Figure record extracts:

————————

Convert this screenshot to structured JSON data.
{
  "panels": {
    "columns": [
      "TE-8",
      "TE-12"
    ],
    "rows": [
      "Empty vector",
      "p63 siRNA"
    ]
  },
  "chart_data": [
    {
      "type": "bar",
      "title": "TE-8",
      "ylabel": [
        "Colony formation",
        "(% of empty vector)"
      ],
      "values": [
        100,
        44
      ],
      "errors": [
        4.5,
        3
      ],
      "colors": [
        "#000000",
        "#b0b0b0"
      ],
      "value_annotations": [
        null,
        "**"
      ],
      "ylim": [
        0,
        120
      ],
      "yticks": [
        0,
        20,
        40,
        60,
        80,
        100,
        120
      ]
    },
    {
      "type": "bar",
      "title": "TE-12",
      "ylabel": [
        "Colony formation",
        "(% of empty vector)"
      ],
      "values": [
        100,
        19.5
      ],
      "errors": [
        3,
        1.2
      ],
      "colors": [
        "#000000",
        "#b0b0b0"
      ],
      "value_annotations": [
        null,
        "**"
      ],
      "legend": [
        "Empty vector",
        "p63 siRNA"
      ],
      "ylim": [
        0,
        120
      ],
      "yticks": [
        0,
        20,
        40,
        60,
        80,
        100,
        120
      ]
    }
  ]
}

————————

■ **Task**
From the preceding material, extract every line exactly.

■ **Response for this exercise**
Convert this screenshot to structured JSON data.
{
  "panels": {
    "columns": [
      "TE-8",
      "TE-12"
    ],
    "rows": [
      "Empty vector",
      "p63 siRNA"
    ]
  },
  "chart_data": [
    {
      "type": "bar",
      "title": "TE-8",
      "ylabel": [
        "Colony formation",
        "(% of empty vector)"
      ],
      "values": [
        100,
        44
      ],
      "errors": [
        4.5,
        3
      ],
      "colors": [
        "#000000",
        "#b0b0b0"
      ],
      "value_annotations": [
        null,
        "**"
      ],
      "ylim": [
        0,
        120
      ],
      "yticks": [
        0,
        20,
        40,
        60,
        80,
        100,
        120
      ]
    },
    {
      "type": "bar",
      "title": "TE-12",
      "ylabel": [
        "Colony formation",
        "(% of empty vector)"
      ],
      "values": [
        100,
        19.5
      ],
      "errors": [
        3,
        1.2
      ],
      "colors": [
        "#000000",
        "#b0b0b0"
      ],
      "value_annotations": [
        null,
        "**"
      ],
      "legend": [
        "Empty vector",
        "p63 siRNA"
      ],
      "ylim": [
        0,
        120
      ],
      "yticks": [
        0,
        20,
        40,
        60,
        80,
        100,
        120
      ]
    }
  ]
}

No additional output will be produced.